+++ Data shown

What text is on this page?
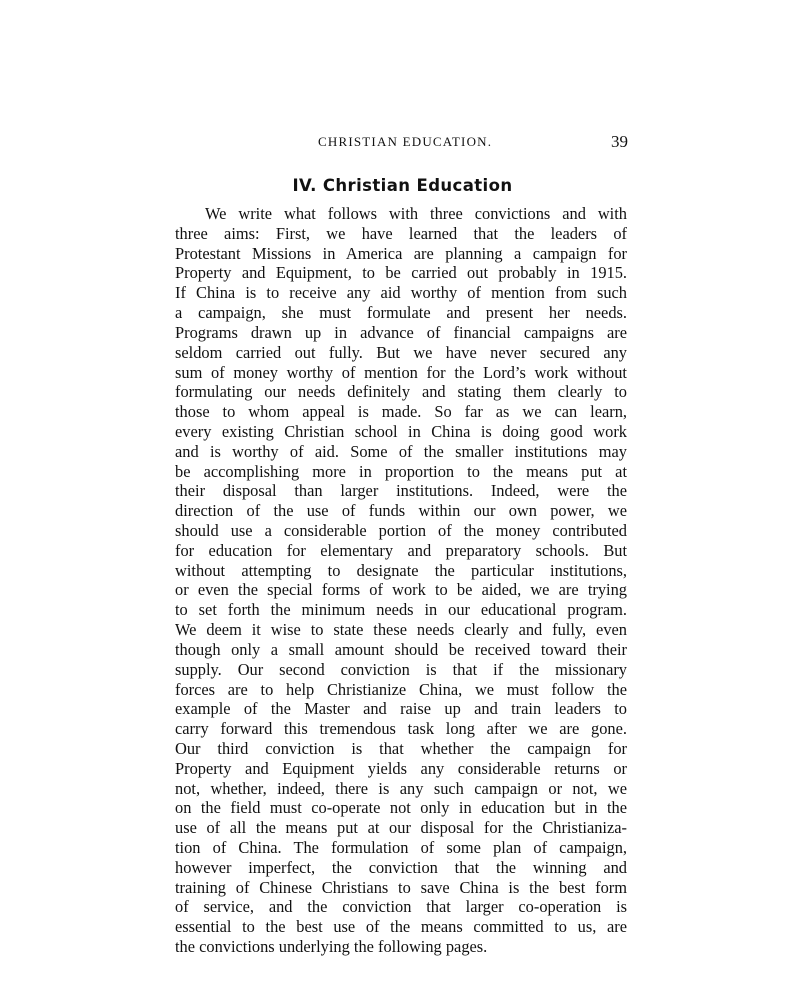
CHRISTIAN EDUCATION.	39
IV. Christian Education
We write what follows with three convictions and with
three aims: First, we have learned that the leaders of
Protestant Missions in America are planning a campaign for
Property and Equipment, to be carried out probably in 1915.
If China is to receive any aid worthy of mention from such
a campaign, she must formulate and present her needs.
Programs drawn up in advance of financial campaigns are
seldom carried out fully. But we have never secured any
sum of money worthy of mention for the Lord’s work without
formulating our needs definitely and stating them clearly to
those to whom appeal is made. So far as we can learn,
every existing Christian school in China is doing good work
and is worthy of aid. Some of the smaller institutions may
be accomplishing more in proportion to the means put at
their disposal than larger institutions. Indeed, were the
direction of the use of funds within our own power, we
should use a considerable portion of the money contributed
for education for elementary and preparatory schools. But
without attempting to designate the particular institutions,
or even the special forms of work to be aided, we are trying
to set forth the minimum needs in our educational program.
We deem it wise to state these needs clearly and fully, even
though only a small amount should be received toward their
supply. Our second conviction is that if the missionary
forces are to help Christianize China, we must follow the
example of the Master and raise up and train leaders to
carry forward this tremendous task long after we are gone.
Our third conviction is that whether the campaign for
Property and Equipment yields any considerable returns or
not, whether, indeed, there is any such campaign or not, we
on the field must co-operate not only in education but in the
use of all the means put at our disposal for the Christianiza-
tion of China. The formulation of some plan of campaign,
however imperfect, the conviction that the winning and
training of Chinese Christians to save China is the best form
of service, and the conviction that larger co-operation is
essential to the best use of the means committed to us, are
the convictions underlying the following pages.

++++++

Job:
Reproduce the full listing above verbatim, with no pictures included.

The solution:
What text is on this page?
CHRISTIAN EDUCATION.	39
IV. Christian Education
We write what follows with three convictions and with
three aims: First, we have learned that the leaders of
Protestant Missions in America are planning a campaign for
Property and Equipment, to be carried out probably in 1915.
If China is to receive any aid worthy of mention from such
a campaign, she must formulate and present her needs.
Programs drawn up in advance of financial campaigns are
seldom carried out fully. But we have never secured any
sum of money worthy of mention for the Lord’s work without
formulating our needs definitely and stating them clearly to
those to whom appeal is made. So far as we can learn,
every existing Christian school in China is doing good work
and is worthy of aid. Some of the smaller institutions may
be accomplishing more in proportion to the means put at
their disposal than larger institutions. Indeed, were the
direction of the use of funds within our own power, we
should use a considerable portion of the money contributed
for education for elementary and preparatory schools. But
without attempting to designate the particular institutions,
or even the special forms of work to be aided, we are trying
to set forth the minimum needs in our educational program.
We deem it wise to state these needs clearly and fully, even
though only a small amount should be received toward their
supply. Our second conviction is that if the missionary
forces are to help Christianize China, we must follow the
example of the Master and raise up and train leaders to
carry forward this tremendous task long after we are gone.
Our third conviction is that whether the campaign for
Property and Equipment yields any considerable returns or
not, whether, indeed, there is any such campaign or not, we
on the field must co-operate not only in education but in the
use of all the means put at our disposal for the Christianiza-
tion of China. The formulation of some plan of campaign,
however imperfect, the conviction that the winning and
training of Chinese Christians to save China is the best form
of service, and the conviction that larger co-operation is
essential to the best use of the means committed to us, are
the convictions underlying the following pages.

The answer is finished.